> _EXERCISE_
Which lines below hold the word "Daily"? Copy all of them.

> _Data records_

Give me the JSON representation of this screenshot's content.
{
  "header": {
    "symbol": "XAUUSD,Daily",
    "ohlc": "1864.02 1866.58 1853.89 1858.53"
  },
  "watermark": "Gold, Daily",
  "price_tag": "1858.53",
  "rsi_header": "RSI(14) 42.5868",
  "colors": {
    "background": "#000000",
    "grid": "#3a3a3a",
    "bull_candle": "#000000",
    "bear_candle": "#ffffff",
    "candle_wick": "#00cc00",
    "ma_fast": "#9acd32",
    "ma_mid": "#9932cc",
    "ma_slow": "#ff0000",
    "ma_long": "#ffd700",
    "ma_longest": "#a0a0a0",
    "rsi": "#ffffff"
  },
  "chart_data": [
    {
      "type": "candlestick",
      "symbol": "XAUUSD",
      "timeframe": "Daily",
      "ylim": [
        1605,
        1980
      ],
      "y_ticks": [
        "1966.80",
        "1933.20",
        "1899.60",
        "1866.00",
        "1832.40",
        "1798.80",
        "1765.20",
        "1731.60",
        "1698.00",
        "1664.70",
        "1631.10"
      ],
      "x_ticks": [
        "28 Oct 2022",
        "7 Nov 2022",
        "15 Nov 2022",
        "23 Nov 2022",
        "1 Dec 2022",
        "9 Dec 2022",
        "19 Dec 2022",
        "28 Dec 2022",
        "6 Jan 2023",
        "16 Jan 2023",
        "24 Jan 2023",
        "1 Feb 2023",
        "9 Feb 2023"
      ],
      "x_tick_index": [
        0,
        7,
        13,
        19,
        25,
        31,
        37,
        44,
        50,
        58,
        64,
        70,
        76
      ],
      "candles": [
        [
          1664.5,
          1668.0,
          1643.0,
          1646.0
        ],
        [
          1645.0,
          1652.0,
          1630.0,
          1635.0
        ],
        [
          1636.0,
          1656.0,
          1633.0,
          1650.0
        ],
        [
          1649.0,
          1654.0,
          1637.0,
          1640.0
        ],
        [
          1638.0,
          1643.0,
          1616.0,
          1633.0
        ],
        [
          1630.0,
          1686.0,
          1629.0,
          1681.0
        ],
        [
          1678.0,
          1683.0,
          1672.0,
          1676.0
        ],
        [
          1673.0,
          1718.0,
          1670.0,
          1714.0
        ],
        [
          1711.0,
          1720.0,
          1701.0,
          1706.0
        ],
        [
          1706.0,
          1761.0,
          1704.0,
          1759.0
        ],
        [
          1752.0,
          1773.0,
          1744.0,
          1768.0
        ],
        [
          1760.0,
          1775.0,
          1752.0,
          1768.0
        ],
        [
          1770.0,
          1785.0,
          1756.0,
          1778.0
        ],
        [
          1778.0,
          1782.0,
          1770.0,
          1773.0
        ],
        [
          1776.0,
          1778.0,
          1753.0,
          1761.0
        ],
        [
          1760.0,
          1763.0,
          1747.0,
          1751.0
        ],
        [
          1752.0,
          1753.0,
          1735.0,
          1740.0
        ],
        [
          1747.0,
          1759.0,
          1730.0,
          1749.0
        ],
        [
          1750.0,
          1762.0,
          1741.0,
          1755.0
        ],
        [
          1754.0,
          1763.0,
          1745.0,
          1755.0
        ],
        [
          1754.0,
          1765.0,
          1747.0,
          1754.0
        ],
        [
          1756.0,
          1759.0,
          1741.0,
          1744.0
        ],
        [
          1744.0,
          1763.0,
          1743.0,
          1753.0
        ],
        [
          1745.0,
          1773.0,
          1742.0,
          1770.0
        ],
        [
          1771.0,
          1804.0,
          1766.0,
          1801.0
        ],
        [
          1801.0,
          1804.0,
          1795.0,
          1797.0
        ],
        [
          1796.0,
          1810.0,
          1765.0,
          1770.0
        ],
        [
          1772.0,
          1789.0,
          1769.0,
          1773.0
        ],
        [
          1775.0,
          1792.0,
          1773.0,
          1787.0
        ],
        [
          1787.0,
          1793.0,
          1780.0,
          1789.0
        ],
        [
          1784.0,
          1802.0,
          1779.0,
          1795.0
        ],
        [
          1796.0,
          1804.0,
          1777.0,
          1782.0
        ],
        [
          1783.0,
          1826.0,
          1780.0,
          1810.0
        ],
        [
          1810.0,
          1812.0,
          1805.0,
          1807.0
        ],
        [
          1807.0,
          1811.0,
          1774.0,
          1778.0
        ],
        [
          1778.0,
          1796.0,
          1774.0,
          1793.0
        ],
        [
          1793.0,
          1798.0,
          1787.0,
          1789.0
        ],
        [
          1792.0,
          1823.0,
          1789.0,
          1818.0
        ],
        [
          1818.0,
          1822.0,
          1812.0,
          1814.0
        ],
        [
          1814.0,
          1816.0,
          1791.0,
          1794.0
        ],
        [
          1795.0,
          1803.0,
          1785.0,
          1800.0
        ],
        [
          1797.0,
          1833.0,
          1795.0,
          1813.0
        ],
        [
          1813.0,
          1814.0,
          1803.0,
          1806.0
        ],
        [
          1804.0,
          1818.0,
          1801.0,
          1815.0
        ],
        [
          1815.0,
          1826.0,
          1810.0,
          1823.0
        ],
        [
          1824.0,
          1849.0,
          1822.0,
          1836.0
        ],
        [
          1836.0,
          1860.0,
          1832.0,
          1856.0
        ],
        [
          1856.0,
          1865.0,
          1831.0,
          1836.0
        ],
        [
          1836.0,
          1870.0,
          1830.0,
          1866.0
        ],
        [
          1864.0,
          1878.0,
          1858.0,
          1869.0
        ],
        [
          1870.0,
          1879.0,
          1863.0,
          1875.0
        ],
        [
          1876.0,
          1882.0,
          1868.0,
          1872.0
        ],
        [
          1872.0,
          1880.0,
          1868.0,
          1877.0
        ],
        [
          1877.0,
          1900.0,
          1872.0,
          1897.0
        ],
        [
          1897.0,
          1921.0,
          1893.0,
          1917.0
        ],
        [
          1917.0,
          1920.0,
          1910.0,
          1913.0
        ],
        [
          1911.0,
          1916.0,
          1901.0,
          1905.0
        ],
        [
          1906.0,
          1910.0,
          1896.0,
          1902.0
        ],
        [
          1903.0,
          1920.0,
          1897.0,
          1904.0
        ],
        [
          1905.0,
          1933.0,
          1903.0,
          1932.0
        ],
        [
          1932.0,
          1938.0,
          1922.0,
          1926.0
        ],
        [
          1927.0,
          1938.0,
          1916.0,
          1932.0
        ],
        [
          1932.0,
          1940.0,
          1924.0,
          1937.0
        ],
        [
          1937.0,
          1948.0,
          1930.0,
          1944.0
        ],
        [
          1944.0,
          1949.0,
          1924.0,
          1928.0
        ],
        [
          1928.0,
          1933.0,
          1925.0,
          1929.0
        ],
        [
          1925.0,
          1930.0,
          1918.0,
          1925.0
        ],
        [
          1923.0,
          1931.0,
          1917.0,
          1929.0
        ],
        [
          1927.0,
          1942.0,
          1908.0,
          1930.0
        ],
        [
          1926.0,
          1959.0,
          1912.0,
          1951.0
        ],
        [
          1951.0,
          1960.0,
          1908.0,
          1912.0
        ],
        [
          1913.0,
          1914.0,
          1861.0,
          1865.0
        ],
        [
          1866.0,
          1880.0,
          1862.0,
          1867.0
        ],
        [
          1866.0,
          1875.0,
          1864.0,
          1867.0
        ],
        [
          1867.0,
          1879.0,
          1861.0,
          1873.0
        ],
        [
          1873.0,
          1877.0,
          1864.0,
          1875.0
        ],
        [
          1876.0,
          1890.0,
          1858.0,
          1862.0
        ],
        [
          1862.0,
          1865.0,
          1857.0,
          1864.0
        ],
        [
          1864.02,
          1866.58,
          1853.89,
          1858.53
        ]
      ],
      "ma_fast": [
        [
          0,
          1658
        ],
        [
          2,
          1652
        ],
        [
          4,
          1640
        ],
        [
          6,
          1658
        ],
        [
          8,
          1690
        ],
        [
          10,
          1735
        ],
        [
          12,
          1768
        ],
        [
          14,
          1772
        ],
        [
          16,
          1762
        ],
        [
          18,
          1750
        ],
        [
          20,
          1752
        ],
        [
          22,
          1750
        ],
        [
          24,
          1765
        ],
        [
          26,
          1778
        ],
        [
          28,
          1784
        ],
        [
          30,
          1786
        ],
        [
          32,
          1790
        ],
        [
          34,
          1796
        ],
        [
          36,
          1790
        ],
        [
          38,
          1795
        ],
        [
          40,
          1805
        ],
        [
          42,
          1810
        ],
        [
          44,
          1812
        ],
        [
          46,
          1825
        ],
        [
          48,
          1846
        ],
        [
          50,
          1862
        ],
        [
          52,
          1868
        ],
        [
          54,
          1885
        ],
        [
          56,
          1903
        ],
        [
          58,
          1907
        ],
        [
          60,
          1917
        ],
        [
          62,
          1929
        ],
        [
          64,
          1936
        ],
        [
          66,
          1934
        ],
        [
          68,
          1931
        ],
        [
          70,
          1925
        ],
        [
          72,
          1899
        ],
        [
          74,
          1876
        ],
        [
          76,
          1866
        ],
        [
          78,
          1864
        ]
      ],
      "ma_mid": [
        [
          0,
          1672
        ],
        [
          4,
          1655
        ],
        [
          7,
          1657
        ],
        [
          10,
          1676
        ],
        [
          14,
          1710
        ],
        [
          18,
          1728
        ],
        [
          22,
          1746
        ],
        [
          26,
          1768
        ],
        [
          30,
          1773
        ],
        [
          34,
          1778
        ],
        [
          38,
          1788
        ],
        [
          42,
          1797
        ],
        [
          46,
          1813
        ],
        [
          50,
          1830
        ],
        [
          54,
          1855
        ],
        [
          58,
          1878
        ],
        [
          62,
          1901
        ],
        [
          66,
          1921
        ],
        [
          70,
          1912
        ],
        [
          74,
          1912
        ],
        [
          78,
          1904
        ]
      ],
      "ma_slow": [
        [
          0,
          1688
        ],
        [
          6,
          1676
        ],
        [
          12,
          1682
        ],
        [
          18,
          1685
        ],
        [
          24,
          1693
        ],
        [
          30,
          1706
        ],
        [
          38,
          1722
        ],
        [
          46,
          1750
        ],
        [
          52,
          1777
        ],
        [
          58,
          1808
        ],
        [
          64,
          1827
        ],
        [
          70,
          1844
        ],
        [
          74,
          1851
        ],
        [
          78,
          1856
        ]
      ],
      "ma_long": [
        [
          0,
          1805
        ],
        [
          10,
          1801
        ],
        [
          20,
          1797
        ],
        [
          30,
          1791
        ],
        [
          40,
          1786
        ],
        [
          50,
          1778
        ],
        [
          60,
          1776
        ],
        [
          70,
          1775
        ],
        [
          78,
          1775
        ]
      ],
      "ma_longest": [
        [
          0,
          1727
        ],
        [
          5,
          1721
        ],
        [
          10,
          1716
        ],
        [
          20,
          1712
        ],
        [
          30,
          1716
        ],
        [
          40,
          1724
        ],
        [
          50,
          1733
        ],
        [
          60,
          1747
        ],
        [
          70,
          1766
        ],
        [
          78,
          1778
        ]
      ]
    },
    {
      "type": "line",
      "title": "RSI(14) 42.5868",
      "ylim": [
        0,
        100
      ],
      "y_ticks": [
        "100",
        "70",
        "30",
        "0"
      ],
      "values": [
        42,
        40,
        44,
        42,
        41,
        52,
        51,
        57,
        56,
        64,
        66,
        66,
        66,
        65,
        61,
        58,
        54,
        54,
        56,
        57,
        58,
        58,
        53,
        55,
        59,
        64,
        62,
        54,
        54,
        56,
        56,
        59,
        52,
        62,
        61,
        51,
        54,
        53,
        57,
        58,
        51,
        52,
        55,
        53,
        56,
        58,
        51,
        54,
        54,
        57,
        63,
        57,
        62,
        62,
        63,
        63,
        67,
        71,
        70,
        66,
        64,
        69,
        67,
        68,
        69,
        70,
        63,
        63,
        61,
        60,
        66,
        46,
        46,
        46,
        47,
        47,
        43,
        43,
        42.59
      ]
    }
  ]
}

> _RESPONSE TO THIS TASK_
    "symbol": "XAUUSD,Daily",
  "watermark": "Gold, Daily",
      "timeframe": "Daily",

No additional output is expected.